* Begin Excerpted records *
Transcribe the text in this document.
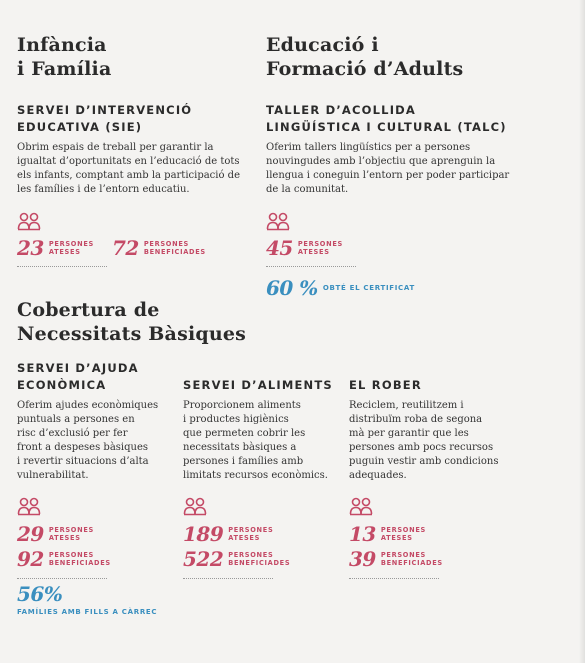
Infància
i Família
SERVEI D’INTERVENCIÓ
EDUCATIVA (SIE)
Obrim espais de treball per garantir la
igualtat d’oportunitats en l’educació de tots
els infants, comptant amb la participació de
les famílies i de l’entorn educatiu.
23 PERSONES
ATESES	72 PERSONES
BENEFICIADES
Educació i
Formació d’Adults
TALLER D’ACOLLIDA
LINGÜÍSTICA I CULTURAL (TALC)
Oferim tallers lingüístics per a persones
nouvingudes amb l’objectiu que aprenguin la
llengua i coneguin l’entorn per poder participar
de la comunitat.
45 PERSONES
ATESES
60 % OBTÉ EL CERTIFICAT
Cobertura de
Necessitats Bàsiques
SERVEI D’AJUDA
ECONÒMICA
Oferim ajudes econòmiques
puntuals a persones en
risc d’exclusió per fer
front a despeses bàsiques
i revertir situacions d’alta
vulnerabilitat.
29 PERSONES
ATESES
92 PERSONES
BENEFICIADES
56%
FAMÍLIES AMB FILLS A CÀRREC
SERVEI D’ALIMENTS
Proporcionem aliments
i productes higiènics
que permeten cobrir les
necessitats bàsiques a
persones i famílies amb
limitats recursos econòmics.
189 PERSONES
ATESES
522 PERSONES
BENEFICIADES
EL ROBER
Reciclem, reutilitzem i
distribuïm roba de segona
mà per garantir que les
persones amb pocs recursos
puguin vestir amb condicions
adequades.
13 PERSONES
ATESES
39 PERSONES
BENEFICIADES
* End Excerpted records *
§ Given exercise
Copy every record character for character. Skip the pictures.

§ Exercise result
Transcribe the text in this document.
Infància
i Família
SERVEI D’INTERVENCIÓ
EDUCATIVA (SIE)
Obrim espais de treball per garantir la
igualtat d’oportunitats en l’educació de tots
els infants, comptant amb la participació de
les famílies i de l’entorn educatiu.
23 PERSONES
ATESES	72 PERSONES
BENEFICIADES
Educació i
Formació d’Adults
TALLER D’ACOLLIDA
LINGÜÍSTICA I CULTURAL (TALC)
Oferim tallers lingüístics per a persones
nouvingudes amb l’objectiu que aprenguin la
llengua i coneguin l’entorn per poder participar
de la comunitat.
45 PERSONES
ATESES
60 % OBTÉ EL CERTIFICAT
Cobertura de
Necessitats Bàsiques
SERVEI D’AJUDA
ECONÒMICA
Oferim ajudes econòmiques
puntuals a persones en
risc d’exclusió per fer
front a despeses bàsiques
i revertir situacions d’alta
vulnerabilitat.
29 PERSONES
ATESES
92 PERSONES
BENEFICIADES
56%
FAMÍLIES AMB FILLS A CÀRREC
SERVEI D’ALIMENTS
Proporcionem aliments
i productes higiènics
que permeten cobrir les
necessitats bàsiques a
persones i famílies amb
limitats recursos econòmics.
189 PERSONES
ATESES
522 PERSONES
BENEFICIADES
EL ROBER
Reciclem, reutilitzem i
distribuïm roba de segona
mà per garantir que les
persones amb pocs recursos
puguin vestir amb condicions
adequades.
13 PERSONES
ATESES
39 PERSONES
BENEFICIADES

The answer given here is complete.